**SOURCE TEXT**

Carlin was a great comedian and I'm a big fan but I'm not about to agree with this simply because the late great George Carlin said it. This is totally backwards and you have to do some mental gymnastics to believe it. In the end, this is what it is, a joke.
If you don't vote you have done nothing to even try to elect someone who you, in good faith, believe will do what you deem the right thing. Yeah, politicians are fucjing scum a lot of the time and lie to the point where its easier to trust the devil himself rather than a politican. That said, totally dismissing the system as one big huge scam is the lazy, cheap, and easy way out of your duty as a citizen. It's a total copout that lets you feel superior but in reality makes you completely inneffectual. The electorate may or may not have much power but it still has some. Voting is just one method of exercising your will over your government. It's important but we also need to be active in lobbying our government in other ways too.

**INFORMATION PROVIDED**

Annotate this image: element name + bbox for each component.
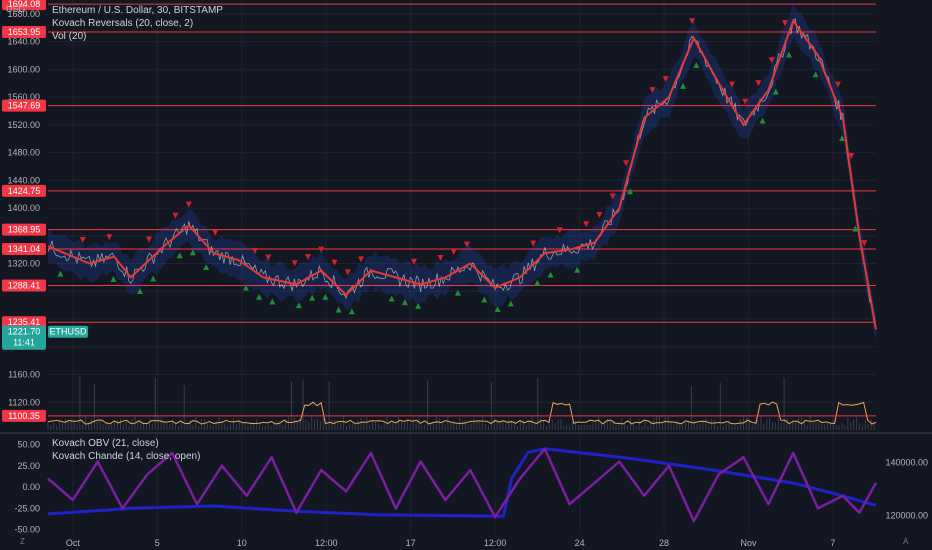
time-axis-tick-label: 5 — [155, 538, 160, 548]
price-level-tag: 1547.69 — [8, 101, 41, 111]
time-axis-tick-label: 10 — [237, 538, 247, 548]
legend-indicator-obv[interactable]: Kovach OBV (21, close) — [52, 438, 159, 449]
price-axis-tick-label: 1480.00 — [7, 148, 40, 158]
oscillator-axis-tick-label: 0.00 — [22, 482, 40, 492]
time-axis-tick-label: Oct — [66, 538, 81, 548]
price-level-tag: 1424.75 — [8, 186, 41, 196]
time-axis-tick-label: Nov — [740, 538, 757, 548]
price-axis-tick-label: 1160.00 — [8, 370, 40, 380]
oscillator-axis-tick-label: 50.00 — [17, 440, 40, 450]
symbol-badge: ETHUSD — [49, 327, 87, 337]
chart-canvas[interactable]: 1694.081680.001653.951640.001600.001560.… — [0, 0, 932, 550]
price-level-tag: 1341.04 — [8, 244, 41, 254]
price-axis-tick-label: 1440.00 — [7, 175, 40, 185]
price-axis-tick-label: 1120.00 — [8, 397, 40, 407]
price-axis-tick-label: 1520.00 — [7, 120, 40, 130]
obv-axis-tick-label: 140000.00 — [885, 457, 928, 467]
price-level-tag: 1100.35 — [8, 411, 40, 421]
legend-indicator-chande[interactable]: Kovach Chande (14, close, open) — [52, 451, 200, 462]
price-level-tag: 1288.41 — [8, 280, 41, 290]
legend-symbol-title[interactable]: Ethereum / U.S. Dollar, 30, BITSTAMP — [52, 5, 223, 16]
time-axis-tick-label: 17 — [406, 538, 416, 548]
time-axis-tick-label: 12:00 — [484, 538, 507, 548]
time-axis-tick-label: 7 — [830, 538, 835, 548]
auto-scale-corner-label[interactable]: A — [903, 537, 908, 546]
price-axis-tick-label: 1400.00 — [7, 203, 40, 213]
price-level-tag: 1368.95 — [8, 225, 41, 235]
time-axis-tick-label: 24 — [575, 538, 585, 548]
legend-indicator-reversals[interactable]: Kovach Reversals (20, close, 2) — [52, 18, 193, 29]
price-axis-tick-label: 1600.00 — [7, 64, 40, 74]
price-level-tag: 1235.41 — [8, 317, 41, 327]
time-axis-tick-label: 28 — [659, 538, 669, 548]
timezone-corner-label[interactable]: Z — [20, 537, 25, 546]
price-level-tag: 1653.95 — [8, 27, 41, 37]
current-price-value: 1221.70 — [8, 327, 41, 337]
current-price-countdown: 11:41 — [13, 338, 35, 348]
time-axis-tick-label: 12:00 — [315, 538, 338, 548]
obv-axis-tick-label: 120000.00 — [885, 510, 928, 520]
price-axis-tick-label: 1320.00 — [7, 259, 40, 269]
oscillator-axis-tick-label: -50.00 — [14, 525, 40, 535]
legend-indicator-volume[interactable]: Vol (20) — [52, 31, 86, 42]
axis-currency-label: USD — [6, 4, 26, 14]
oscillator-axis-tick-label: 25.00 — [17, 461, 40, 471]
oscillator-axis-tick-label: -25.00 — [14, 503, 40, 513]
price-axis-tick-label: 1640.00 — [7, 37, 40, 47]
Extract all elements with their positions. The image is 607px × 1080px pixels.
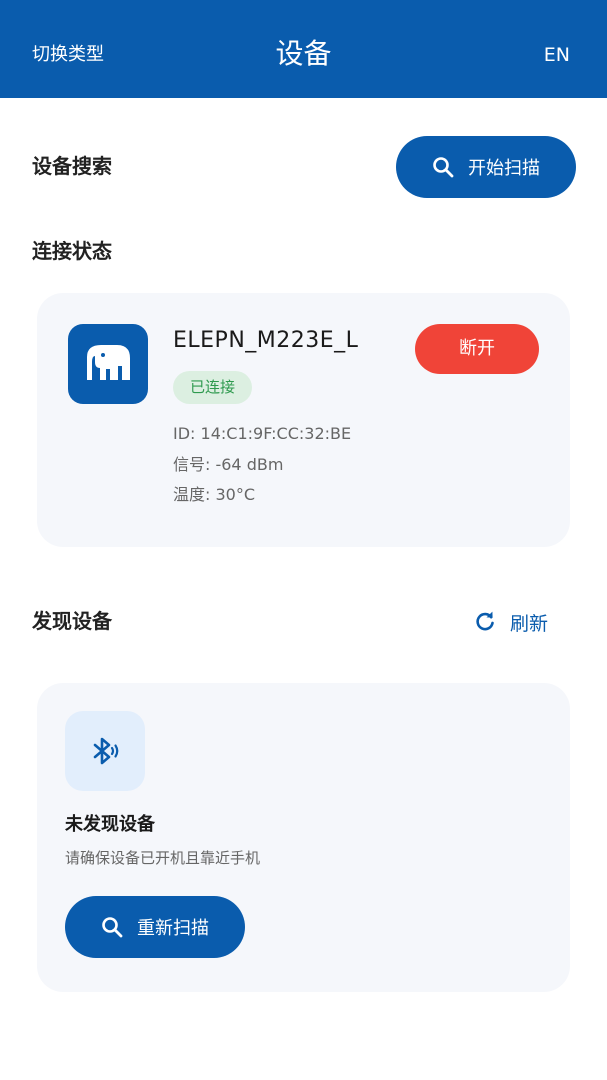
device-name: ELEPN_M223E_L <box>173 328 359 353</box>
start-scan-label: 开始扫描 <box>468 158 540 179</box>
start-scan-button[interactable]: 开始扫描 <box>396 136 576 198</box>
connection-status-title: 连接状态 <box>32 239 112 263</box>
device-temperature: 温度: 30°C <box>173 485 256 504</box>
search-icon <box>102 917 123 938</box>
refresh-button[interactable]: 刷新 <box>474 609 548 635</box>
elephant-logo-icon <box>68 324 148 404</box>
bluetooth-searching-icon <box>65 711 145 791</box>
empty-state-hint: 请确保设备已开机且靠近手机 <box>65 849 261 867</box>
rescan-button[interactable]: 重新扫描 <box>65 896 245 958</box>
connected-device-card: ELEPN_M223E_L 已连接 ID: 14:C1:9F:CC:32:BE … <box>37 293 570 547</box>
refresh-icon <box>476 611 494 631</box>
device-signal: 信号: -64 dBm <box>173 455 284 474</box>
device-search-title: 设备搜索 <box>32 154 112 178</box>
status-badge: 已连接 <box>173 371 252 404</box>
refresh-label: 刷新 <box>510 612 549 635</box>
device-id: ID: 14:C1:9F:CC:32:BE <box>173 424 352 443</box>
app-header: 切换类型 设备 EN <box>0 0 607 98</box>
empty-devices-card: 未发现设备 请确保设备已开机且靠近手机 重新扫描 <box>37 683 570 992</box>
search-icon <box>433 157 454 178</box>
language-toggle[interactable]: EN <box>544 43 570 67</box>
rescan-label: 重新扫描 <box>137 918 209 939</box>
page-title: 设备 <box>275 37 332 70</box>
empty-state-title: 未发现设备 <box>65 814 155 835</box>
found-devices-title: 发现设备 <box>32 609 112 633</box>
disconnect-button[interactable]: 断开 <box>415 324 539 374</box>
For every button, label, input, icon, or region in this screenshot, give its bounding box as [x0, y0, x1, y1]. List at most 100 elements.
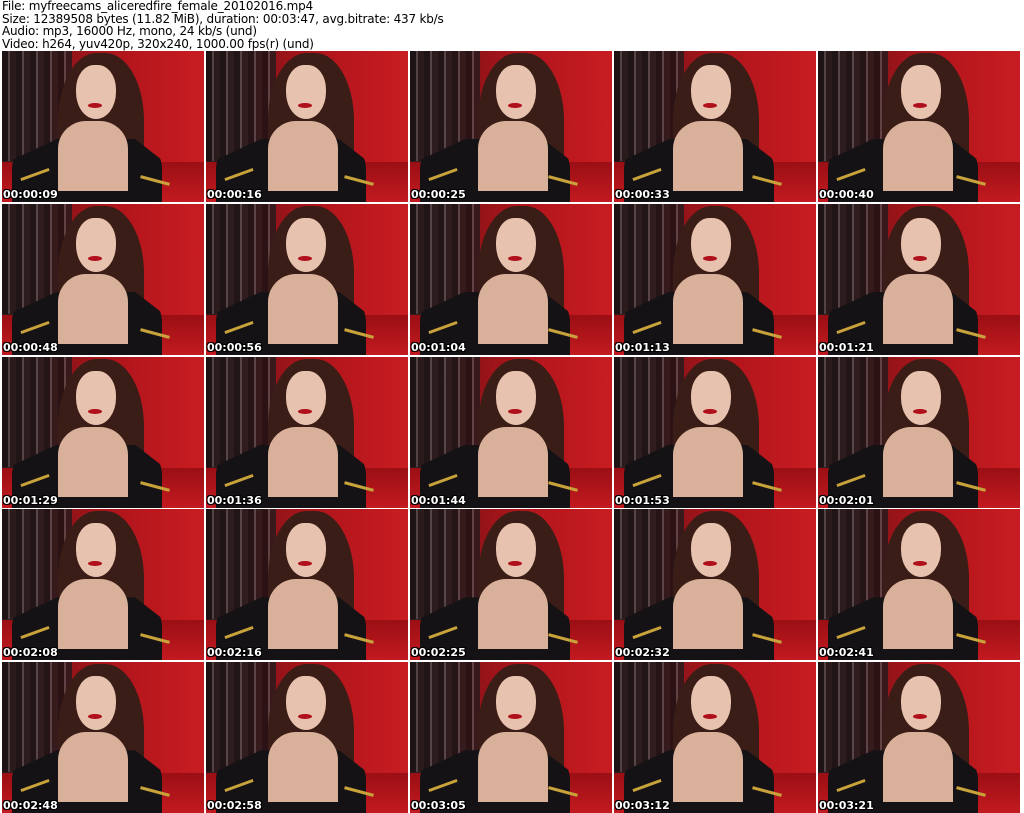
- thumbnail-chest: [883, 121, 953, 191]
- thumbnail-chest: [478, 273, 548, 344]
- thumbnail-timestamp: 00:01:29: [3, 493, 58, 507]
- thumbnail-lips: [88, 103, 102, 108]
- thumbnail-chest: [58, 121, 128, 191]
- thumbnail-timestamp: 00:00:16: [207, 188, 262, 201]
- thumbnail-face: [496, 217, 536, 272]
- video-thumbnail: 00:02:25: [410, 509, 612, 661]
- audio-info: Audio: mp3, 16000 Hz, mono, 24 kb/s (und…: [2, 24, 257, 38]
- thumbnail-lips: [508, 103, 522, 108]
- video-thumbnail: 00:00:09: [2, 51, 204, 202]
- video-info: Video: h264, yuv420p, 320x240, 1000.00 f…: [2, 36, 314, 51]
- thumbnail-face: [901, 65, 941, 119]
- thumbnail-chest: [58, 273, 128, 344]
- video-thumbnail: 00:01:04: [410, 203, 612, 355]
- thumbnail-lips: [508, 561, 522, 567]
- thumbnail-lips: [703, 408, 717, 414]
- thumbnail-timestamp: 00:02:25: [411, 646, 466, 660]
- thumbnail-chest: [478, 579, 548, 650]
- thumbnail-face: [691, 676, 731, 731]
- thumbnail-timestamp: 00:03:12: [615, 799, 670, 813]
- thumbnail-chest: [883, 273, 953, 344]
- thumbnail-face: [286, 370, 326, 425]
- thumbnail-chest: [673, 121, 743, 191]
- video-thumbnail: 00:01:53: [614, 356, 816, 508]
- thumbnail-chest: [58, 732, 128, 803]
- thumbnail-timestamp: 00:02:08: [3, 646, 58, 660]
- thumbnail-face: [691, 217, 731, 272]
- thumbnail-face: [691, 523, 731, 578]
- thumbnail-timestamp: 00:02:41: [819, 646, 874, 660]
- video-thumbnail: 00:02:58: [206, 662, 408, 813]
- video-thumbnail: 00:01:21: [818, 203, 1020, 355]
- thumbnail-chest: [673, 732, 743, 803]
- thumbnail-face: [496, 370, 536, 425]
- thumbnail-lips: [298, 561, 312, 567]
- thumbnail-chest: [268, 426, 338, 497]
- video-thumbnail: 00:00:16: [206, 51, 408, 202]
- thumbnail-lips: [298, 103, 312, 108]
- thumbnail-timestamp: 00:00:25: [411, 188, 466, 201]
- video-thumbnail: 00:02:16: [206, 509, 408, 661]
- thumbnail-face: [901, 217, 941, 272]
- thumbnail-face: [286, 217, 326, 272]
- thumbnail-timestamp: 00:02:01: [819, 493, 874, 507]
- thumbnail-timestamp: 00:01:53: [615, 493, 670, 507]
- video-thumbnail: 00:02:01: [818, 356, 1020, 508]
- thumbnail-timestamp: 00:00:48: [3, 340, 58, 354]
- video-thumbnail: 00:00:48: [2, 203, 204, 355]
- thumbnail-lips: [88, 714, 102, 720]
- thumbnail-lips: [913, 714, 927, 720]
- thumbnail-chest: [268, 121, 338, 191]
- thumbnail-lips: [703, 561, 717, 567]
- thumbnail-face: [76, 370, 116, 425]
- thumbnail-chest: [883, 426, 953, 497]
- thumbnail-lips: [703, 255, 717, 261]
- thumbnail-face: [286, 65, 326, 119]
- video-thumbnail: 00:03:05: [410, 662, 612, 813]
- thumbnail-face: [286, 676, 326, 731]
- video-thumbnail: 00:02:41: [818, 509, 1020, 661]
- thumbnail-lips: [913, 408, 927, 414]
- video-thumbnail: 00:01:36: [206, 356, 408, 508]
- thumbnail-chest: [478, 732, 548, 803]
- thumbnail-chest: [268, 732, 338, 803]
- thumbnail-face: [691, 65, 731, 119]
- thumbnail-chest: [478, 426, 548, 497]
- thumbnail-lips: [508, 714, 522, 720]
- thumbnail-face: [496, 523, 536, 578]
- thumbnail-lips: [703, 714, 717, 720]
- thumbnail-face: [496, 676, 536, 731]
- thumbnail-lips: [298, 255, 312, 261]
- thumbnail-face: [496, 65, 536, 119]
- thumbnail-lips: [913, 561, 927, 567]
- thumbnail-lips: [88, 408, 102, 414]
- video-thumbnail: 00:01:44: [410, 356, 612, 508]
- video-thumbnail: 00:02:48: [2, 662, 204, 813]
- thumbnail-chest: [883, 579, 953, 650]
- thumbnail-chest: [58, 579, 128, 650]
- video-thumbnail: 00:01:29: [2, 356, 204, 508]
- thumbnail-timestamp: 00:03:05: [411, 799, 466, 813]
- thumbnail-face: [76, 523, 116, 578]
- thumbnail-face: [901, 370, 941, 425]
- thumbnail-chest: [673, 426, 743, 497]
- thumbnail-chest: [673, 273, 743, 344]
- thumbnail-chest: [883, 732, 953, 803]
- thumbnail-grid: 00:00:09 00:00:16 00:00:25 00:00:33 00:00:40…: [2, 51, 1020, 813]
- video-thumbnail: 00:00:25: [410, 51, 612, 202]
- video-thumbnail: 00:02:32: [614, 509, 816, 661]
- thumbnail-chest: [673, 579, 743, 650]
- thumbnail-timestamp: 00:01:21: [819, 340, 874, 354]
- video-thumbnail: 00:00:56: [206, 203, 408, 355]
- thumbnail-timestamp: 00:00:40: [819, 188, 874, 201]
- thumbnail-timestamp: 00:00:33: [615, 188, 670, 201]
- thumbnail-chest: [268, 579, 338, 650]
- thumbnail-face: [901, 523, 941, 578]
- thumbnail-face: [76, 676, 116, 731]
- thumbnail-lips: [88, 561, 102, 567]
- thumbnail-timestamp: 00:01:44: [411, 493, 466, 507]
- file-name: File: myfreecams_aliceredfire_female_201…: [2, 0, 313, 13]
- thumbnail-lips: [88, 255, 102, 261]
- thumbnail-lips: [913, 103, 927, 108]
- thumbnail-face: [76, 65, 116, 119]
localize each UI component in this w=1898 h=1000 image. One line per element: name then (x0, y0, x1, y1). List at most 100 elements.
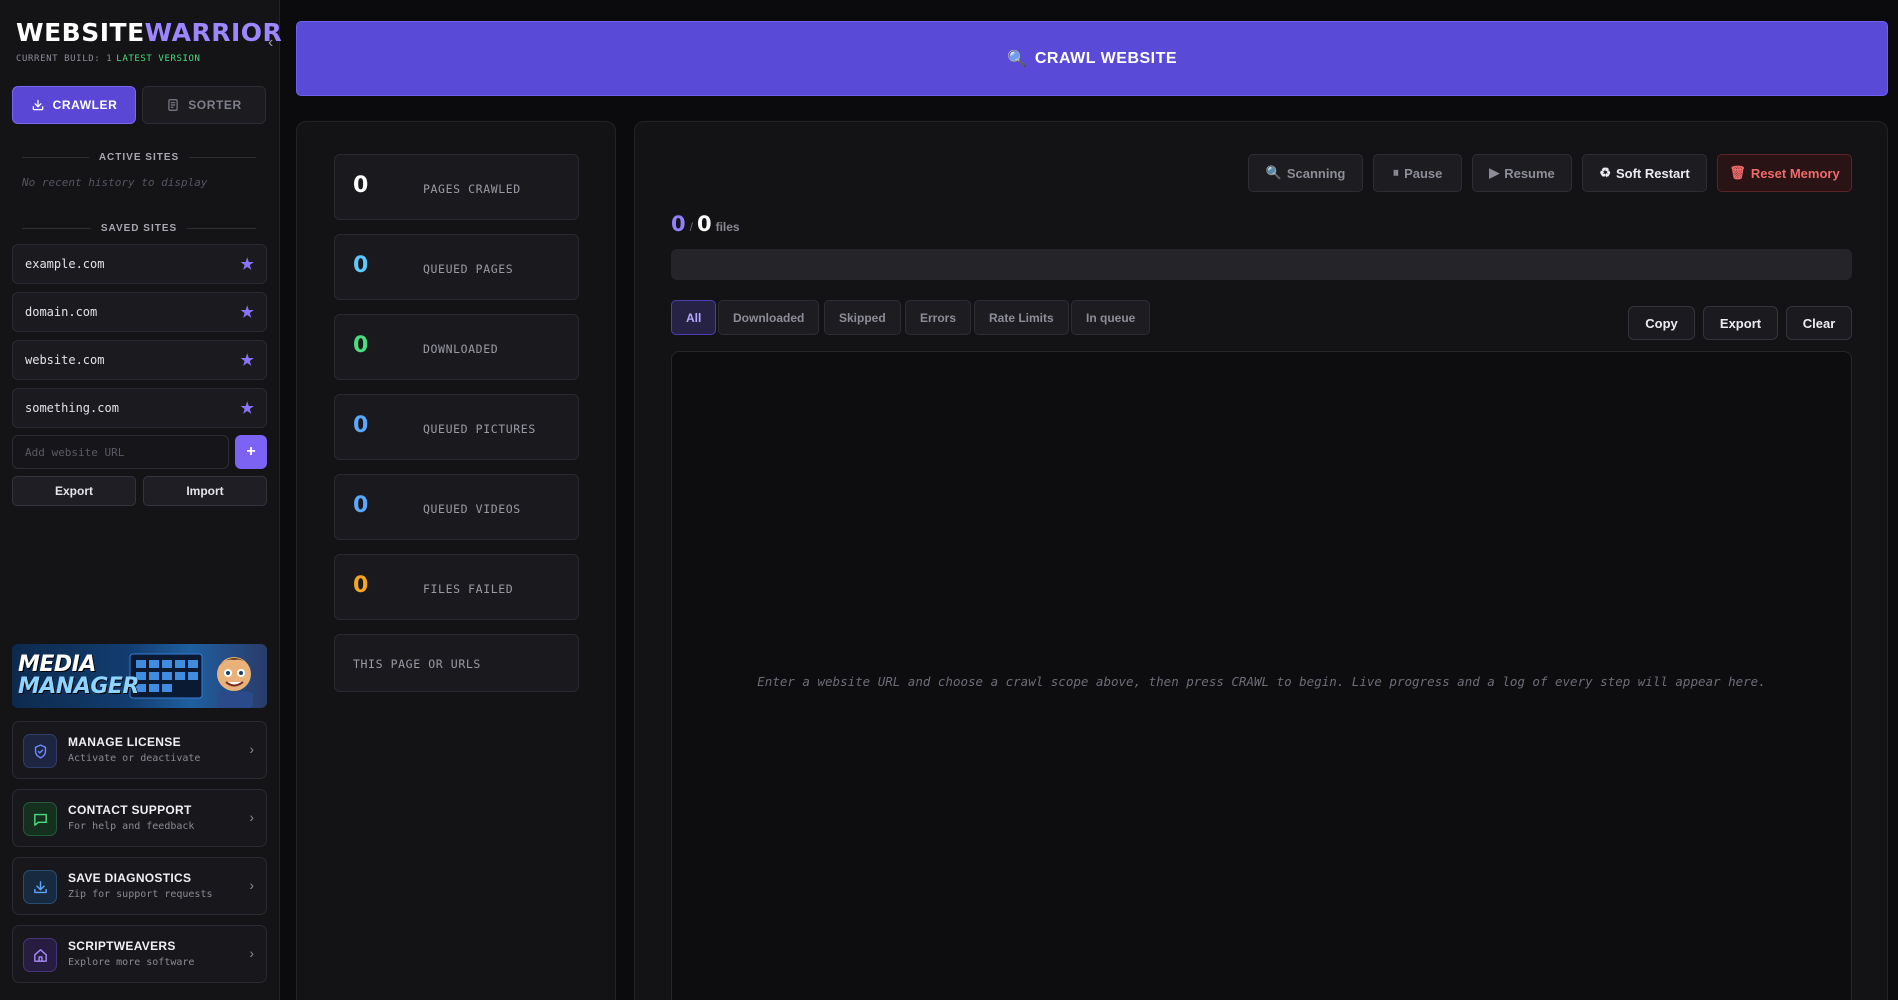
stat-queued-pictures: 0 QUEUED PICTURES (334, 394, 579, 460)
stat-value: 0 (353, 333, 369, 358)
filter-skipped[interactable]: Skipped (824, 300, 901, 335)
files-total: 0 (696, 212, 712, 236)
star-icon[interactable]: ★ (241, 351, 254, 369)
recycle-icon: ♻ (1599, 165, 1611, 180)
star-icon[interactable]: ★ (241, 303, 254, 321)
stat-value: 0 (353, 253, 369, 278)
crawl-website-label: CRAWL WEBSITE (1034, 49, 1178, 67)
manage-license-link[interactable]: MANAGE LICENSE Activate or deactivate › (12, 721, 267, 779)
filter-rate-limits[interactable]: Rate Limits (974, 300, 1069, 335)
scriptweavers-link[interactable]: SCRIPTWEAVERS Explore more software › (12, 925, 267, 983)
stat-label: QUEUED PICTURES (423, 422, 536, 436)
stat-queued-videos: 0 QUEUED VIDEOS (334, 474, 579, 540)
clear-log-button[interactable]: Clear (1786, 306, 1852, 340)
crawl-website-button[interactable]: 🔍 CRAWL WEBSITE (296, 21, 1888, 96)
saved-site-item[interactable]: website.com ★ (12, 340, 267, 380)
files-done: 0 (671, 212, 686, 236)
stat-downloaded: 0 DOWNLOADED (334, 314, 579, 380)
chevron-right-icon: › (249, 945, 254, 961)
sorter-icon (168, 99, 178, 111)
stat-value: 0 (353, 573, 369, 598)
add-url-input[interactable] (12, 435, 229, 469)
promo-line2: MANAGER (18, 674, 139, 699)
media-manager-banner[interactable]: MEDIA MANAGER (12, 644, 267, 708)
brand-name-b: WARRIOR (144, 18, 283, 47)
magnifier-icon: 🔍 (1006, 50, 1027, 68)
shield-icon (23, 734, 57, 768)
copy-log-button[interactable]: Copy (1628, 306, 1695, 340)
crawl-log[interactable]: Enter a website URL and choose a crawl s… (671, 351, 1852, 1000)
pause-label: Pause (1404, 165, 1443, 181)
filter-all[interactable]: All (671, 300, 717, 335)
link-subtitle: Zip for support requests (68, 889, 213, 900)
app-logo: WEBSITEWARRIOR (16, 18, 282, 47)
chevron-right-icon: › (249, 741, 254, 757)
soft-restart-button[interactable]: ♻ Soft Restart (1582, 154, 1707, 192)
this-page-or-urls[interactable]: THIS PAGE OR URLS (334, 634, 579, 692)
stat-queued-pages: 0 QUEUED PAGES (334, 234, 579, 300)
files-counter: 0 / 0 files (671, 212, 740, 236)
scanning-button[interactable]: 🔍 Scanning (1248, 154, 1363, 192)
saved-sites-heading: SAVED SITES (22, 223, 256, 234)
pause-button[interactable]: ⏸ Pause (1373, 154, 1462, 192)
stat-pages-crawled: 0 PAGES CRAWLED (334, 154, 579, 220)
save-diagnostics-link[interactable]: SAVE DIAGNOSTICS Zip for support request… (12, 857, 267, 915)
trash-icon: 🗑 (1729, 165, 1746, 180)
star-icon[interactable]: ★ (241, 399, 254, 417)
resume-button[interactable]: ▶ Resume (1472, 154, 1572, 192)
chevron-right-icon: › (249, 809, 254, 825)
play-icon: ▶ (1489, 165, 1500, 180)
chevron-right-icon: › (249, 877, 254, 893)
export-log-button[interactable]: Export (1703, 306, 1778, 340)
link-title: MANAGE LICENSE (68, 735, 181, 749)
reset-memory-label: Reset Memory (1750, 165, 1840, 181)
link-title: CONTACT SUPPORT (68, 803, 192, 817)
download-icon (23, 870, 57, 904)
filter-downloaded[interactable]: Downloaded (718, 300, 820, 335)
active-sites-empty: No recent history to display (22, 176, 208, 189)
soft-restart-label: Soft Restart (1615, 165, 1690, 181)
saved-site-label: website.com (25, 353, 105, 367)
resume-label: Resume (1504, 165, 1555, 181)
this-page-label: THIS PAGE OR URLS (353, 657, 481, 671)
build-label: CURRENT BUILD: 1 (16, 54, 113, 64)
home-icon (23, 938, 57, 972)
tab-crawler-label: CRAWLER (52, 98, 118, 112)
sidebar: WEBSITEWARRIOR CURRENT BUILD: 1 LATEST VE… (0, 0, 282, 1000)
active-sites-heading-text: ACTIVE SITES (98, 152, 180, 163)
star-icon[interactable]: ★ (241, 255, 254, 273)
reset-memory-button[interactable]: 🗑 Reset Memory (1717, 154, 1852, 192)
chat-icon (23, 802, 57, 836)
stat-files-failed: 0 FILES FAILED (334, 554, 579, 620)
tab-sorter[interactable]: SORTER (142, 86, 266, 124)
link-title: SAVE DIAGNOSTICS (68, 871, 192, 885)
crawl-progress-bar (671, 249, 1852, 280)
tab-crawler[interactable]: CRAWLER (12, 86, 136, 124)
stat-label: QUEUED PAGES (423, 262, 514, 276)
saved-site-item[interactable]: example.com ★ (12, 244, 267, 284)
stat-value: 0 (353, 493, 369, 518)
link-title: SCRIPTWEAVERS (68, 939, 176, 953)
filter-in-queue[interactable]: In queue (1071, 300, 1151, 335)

**PROBLEMS**
- 1) Transcribe the passage of the comment on voting between "If you don't" and "other ways too.", inclusive.
- 2) Present the record lines between the lines holding "- thumbnail-chest: [883, 121, 953, 191]" and "- thumbnail-lips: [298, 561, 312, 567]", inclusive, as a numbered list, leaving out any blank lines.

**RESULTS BY TASK**
- 1)
If you don't vote you have done nothing to even try to elect someone who you, in good faith, believe will do what you deem the right thing. Yeah, politicians are fucjing scum a lot of the time and lie to the point where its easier to trust the devil himself rather than a politican. That said, totally dismissing the system as one big huge scam is the lazy, cheap, and easy way out of your duty as a citizen. It's a total copout that lets you feel superior but in reality makes you completely inneffectual. The electorate may or may not have much power but it still has some. Voting is just one method of exercising your will over your government. It's important but we also need to be active in lobbying our government in other ways too.

- 2)
1. - thumbnail-chest: [883, 121, 953, 191]
2. - thumbnail-chest: [478, 273, 548, 344]
3. - thumbnail-timestamp: 00:01:29: [3, 493, 58, 507]
4. - thumbnail-lips: [88, 103, 102, 108]
5. - thumbnail-chest: [58, 121, 128, 191]
6. - thumbnail-timestamp: 00:00:16: [207, 188, 262, 201]
7. - thumbnail-face: [496, 217, 536, 272]
8. - video-thumbnail: 00:02:25: [410, 509, 612, 661]
9. - audio-info: Audio: mp3, 16000 Hz, mono, 24 kb/s (und…: [2, 24, 257, 38]
10. - thumbnail-lips: [508, 103, 522, 108]
11. - video-thumbnail: 00:00:09: [2, 51, 204, 202]
12. - video-info: Video: h264, yuv420p, 320x240, 1000.00 f…: [2, 36, 314, 51]
13. - thumbnail-face: [901, 65, 941, 119]
14. - thumbnail-chest: [58, 273, 128, 344]
15. - video-thumbnail: 00:01:04: [410, 203, 612, 355]
16. - thumbnail-lips: [508, 561, 522, 567]
17. - thumbnail-lips: [703, 408, 717, 414]
18. - thumbnail-timestamp: 00:02:25: [411, 646, 466, 660]
19. - thumbnail-chest: [478, 579, 548, 650]
20. - thumbnail-face: [691, 676, 731, 731]
21. - thumbnail-timestamp: 00:03:12: [615, 799, 670, 813]
22. - thumbnail-chest: [883, 273, 953, 344]
23. - thumbnail-face: [286, 370, 326, 425]
24. - thumbnail-chest: [673, 121, 743, 191]
25. - video-thumbnail: 00:01:53: [614, 356, 816, 508]
26. - thumbnail-chest: [58, 732, 128, 803]
27. - thumbnail-timestamp: 00:02:08: [3, 646, 58, 660]
28. - thumbnail-face: [691, 217, 731, 272]
29. - thumbnail-face: [691, 523, 731, 578]
30. - thumbnail-timestamp: 00:02:41: [819, 646, 874, 660]
31. - video-thumbnail: 00:02:58: [206, 662, 408, 813]
32. - video-thumbnail: 00:01:21: [818, 203, 1020, 355]
33. - thumbnail-chest: [673, 732, 743, 803]
34. - thumbnail-face: [496, 370, 536, 425]
35. - thumbnail-lips: [298, 561, 312, 567]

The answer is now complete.